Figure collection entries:
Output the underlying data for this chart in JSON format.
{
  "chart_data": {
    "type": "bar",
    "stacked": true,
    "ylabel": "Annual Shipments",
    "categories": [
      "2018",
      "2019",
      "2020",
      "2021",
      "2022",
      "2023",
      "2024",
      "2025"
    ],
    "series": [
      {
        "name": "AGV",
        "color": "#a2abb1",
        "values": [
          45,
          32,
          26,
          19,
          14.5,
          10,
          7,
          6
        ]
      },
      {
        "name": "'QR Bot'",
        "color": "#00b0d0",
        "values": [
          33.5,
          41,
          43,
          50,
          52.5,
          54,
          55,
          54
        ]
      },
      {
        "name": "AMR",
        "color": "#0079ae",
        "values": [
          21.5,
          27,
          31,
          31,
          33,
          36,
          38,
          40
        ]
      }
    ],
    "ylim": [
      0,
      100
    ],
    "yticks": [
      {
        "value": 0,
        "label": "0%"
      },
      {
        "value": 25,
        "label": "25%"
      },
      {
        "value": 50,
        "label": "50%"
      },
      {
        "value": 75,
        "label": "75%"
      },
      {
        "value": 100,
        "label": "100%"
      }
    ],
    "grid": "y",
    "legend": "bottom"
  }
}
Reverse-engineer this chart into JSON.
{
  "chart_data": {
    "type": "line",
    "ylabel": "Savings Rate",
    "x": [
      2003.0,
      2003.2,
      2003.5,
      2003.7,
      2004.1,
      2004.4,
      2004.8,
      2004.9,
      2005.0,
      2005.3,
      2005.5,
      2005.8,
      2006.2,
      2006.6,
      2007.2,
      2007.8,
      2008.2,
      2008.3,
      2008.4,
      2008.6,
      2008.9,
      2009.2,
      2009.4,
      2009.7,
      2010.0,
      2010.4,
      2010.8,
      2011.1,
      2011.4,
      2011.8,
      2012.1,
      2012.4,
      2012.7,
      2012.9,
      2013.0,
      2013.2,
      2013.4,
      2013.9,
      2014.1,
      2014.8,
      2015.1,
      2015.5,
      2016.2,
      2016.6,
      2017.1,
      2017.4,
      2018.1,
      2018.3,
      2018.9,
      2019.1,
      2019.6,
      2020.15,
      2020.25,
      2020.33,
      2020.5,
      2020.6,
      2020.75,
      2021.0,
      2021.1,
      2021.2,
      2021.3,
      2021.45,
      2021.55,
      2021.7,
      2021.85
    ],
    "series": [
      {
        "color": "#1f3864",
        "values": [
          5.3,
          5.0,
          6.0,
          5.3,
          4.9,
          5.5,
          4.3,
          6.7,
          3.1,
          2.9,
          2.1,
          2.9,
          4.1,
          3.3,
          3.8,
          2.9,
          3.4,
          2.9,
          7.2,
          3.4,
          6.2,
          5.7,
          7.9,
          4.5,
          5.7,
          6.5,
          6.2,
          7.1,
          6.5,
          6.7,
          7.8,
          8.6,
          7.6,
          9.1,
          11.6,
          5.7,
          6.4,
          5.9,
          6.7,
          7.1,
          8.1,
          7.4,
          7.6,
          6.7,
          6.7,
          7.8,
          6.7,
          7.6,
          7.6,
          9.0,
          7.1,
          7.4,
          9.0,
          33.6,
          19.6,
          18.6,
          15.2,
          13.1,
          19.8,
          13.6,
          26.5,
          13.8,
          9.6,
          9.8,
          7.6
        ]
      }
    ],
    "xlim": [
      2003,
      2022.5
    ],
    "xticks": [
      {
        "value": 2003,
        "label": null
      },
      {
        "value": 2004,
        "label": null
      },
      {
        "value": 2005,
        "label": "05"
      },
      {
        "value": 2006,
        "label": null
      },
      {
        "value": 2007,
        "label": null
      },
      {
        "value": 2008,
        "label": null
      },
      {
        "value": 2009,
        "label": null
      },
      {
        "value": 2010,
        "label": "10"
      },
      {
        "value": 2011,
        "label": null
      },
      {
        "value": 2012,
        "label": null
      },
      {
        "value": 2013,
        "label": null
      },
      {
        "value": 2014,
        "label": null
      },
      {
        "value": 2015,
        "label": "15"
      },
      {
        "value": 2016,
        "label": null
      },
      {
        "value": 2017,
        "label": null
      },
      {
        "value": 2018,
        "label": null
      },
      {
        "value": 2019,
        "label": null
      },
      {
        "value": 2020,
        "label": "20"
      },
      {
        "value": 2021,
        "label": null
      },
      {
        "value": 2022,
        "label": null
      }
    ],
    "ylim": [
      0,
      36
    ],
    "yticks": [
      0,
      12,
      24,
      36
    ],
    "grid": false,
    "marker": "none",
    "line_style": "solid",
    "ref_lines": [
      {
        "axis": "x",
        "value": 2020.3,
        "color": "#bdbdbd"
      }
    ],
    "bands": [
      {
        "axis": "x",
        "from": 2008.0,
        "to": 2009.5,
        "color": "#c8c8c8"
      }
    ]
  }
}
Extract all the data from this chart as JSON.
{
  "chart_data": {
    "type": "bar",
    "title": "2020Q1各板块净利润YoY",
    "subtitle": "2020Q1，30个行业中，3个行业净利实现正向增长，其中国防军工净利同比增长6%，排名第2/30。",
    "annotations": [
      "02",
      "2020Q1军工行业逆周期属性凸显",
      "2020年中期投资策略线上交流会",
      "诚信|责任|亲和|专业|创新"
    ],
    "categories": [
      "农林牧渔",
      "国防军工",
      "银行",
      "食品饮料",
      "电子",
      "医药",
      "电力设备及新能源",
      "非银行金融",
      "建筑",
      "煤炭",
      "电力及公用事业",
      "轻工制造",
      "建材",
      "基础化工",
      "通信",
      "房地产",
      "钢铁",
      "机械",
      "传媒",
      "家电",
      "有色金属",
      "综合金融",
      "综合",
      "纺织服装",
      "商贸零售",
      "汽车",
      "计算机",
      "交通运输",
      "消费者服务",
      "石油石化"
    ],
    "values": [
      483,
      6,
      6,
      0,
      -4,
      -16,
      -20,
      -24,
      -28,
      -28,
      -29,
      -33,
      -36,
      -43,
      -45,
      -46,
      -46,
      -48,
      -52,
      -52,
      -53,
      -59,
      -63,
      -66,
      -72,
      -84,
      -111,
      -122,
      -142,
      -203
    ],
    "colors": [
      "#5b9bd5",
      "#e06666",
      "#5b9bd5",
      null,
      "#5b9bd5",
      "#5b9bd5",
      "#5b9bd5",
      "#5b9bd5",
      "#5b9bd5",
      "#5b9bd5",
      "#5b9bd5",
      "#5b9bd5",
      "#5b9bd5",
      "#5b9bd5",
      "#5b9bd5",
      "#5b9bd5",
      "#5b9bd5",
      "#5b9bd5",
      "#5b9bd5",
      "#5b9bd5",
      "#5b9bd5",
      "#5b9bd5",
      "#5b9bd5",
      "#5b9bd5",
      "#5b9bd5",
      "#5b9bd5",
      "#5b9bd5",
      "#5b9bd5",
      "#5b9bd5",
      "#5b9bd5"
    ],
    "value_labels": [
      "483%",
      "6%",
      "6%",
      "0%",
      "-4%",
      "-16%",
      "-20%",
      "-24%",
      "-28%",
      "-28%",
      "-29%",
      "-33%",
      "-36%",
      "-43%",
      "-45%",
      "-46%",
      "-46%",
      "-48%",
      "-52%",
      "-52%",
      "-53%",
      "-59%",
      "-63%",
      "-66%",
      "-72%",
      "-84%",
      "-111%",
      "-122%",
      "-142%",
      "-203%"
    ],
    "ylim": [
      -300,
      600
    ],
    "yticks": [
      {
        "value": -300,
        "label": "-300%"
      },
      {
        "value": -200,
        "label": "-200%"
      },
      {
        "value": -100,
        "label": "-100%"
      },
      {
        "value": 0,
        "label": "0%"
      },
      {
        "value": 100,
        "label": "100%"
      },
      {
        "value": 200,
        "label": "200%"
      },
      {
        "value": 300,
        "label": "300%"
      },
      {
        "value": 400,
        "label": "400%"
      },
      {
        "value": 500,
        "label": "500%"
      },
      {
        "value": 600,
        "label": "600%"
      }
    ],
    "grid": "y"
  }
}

PROBLEM DETAILS: Which lines hold the string "from"? List them all.

ANSWER TO THE EXERCISE:
        "from": 2008.0,
Extract all the data from this chart as JSON.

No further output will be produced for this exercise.